-- Task --
Please rewrite the lines between the one holding "Title: East &" and the one holding "Find all labels, buttons, inputs, and", inclusive, switching every "Array" to "Panel" and leaving everything else unchanged.

-- Data excerpts --

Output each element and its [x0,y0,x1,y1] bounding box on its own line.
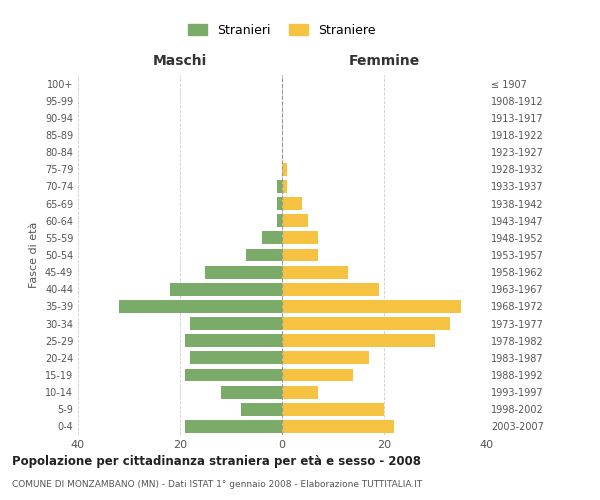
Bar [185,368,282,382]
Bar [282,300,461,313]
Bar [206,266,282,278]
Bar [277,214,282,227]
Bar [282,334,435,347]
Bar [277,180,282,193]
Bar [282,386,318,398]
Bar [282,352,369,364]
Text: Femmine: Femmine [349,54,419,68]
Bar [221,386,282,398]
Bar [190,317,282,330]
Bar [282,232,318,244]
Bar [282,197,302,210]
Bar [282,403,384,415]
Bar [282,248,318,262]
Bar [282,214,308,227]
Text: COMUNE DI MONZAMBANO (MN) - Dati ISTAT 1° gennaio 2008 - Elaborazione TUTTITALIA: COMUNE DI MONZAMBANO (MN) - Dati ISTAT 1… [12,480,422,489]
Bar [262,232,282,244]
Bar [282,368,353,382]
Bar [282,283,379,296]
Text: Popolazione per cittadinanza straniera per età e sesso - 2008: Popolazione per cittadinanza straniera p… [12,455,421,468]
Bar [170,283,282,296]
Bar [185,420,282,433]
Y-axis label: Fasce di età: Fasce di età [29,222,39,288]
Bar [282,180,287,193]
Bar [277,197,282,210]
Bar [119,300,282,313]
Bar [282,163,287,175]
Bar [282,317,451,330]
Bar [241,403,282,415]
Bar [190,352,282,364]
Bar [282,266,349,278]
Legend: Stranieri, Straniere: Stranieri, Straniere [185,20,379,40]
Bar [282,420,394,433]
Text: Maschi: Maschi [153,54,207,68]
Bar [185,334,282,347]
Bar [247,248,282,262]
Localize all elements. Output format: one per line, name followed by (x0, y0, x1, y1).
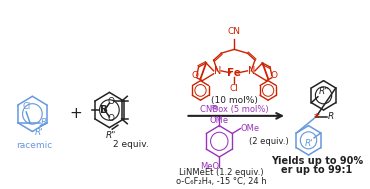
Text: R: R (328, 112, 334, 121)
Text: (2 equiv.): (2 equiv.) (249, 137, 289, 146)
Text: o-C₆F₂H₄, -15 °C, 24 h: o-C₆F₂H₄, -15 °C, 24 h (176, 177, 266, 186)
Text: Ph: Ph (210, 105, 219, 111)
Text: *: * (314, 113, 320, 123)
Text: +: + (69, 106, 82, 121)
Text: O: O (191, 71, 198, 80)
Text: LiNMeEt (1.2 equiv.): LiNMeEt (1.2 equiv.) (179, 168, 263, 177)
Text: O: O (270, 71, 277, 80)
Text: (10 mol%): (10 mol%) (211, 96, 258, 105)
Text: R': R' (35, 128, 44, 137)
Text: CNBox (5 mol%): CNBox (5 mol%) (200, 105, 269, 114)
Text: Cl: Cl (230, 84, 239, 93)
Text: B: B (100, 105, 108, 115)
Text: MeO: MeO (200, 162, 219, 171)
Text: R": R" (106, 131, 117, 140)
Text: OMe: OMe (240, 124, 260, 133)
Text: OMe: OMe (210, 116, 229, 125)
Text: R: R (41, 118, 47, 127)
Text: N: N (248, 66, 255, 76)
Text: 2 equiv.: 2 equiv. (113, 140, 149, 149)
Text: racemic: racemic (16, 141, 53, 150)
Text: Cl: Cl (22, 102, 30, 111)
Text: R': R' (305, 139, 313, 148)
Text: Fe: Fe (228, 68, 241, 78)
Text: O: O (108, 114, 115, 123)
Text: N: N (214, 66, 221, 76)
Text: CN: CN (228, 27, 241, 36)
Text: O: O (108, 97, 115, 106)
Text: R": R" (319, 87, 329, 96)
Text: Yields up to 90%: Yields up to 90% (271, 156, 363, 166)
Text: er up to 99:1: er up to 99:1 (281, 165, 353, 175)
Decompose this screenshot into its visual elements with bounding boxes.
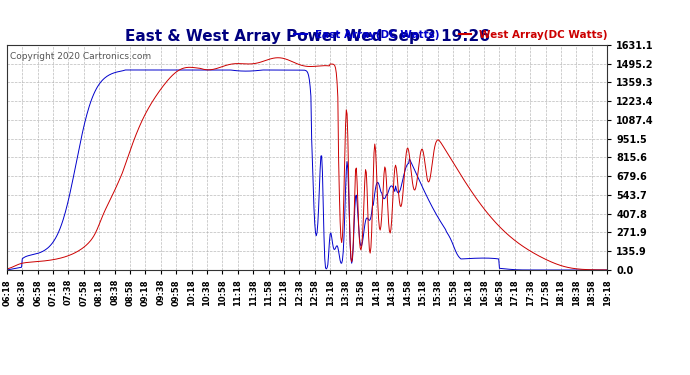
Title: East & West Array Power Wed Sep 2 19:26: East & West Array Power Wed Sep 2 19:26 xyxy=(125,29,489,44)
Text: East Array(DC Watts): East Array(DC Watts) xyxy=(0,374,1,375)
Text: Copyright 2020 Cartronics.com: Copyright 2020 Cartronics.com xyxy=(10,52,151,61)
Text: West Array(DC Watts): West Array(DC Watts) xyxy=(0,374,1,375)
Legend: East Array(DC Watts), West Array(DC Watts): East Array(DC Watts), West Array(DC Watt… xyxy=(294,30,608,40)
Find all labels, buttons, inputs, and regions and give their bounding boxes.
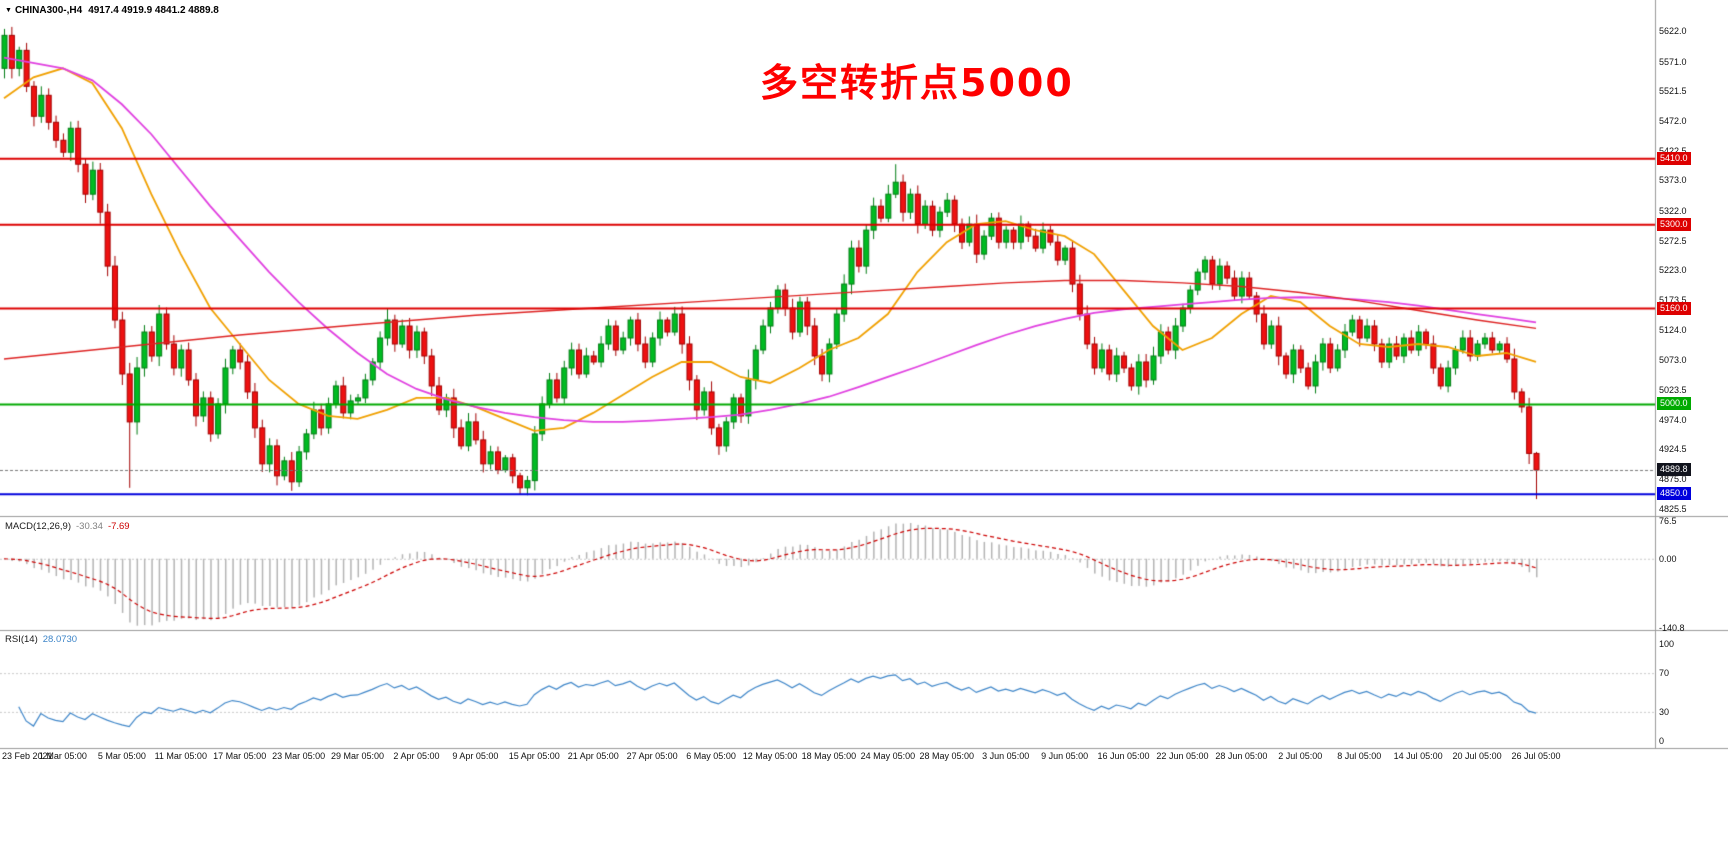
rsi-name: RSI(14) <box>5 634 38 645</box>
rsi-value: 28.0730 <box>42 634 78 645</box>
macd-name: MACD(12,26,9) <box>5 521 71 532</box>
chart-annotation-text: 多空转折点5000 <box>760 61 1074 105</box>
chart-header: ▼ CHINA300-,H4 4917.4 4919.9 4841.2 4889.8 <box>5 5 219 16</box>
rsi-indicator-label: RSI(14) 28.0730 <box>5 634 77 645</box>
ohlc-values: 4917.4 4919.9 4841.2 4889.8 <box>88 5 219 16</box>
symbol-period-label: CHINA300-,H4 <box>14 5 83 16</box>
macd-signal-value: -7.69 <box>107 521 130 532</box>
chart-collapse-icon[interactable]: ▼ <box>5 7 12 14</box>
macd-main-value: -30.34 <box>76 521 103 532</box>
macd-indicator-label: MACD(12,26,9) -30.34 -7.69 <box>5 521 130 532</box>
chart-canvas[interactable] <box>0 0 1728 766</box>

-- Result below --
Title: East & West Panel Power Wed Sep 2 19:26: East & West Panel Power Wed Sep 2 19:26 xyxy=(125,29,489,44)
Text: East Panel(DC Watts): East Panel(DC Watts) xyxy=(0,374,1,375)
Text: Copyright 2020 Cartronics.com: Copyright 2020 Cartronics.com xyxy=(10,52,151,61)
Text: West Panel(DC Watts): West Panel(DC Watts) xyxy=(0,374,1,375)
Legend: East Panel(DC Watts), West Panel(DC Watts): East Panel(DC Watts), West Panel(DC Watt… xyxy=(294,30,608,40)
Find all labels, buttons, inputs, and regions and give their bounding boxes.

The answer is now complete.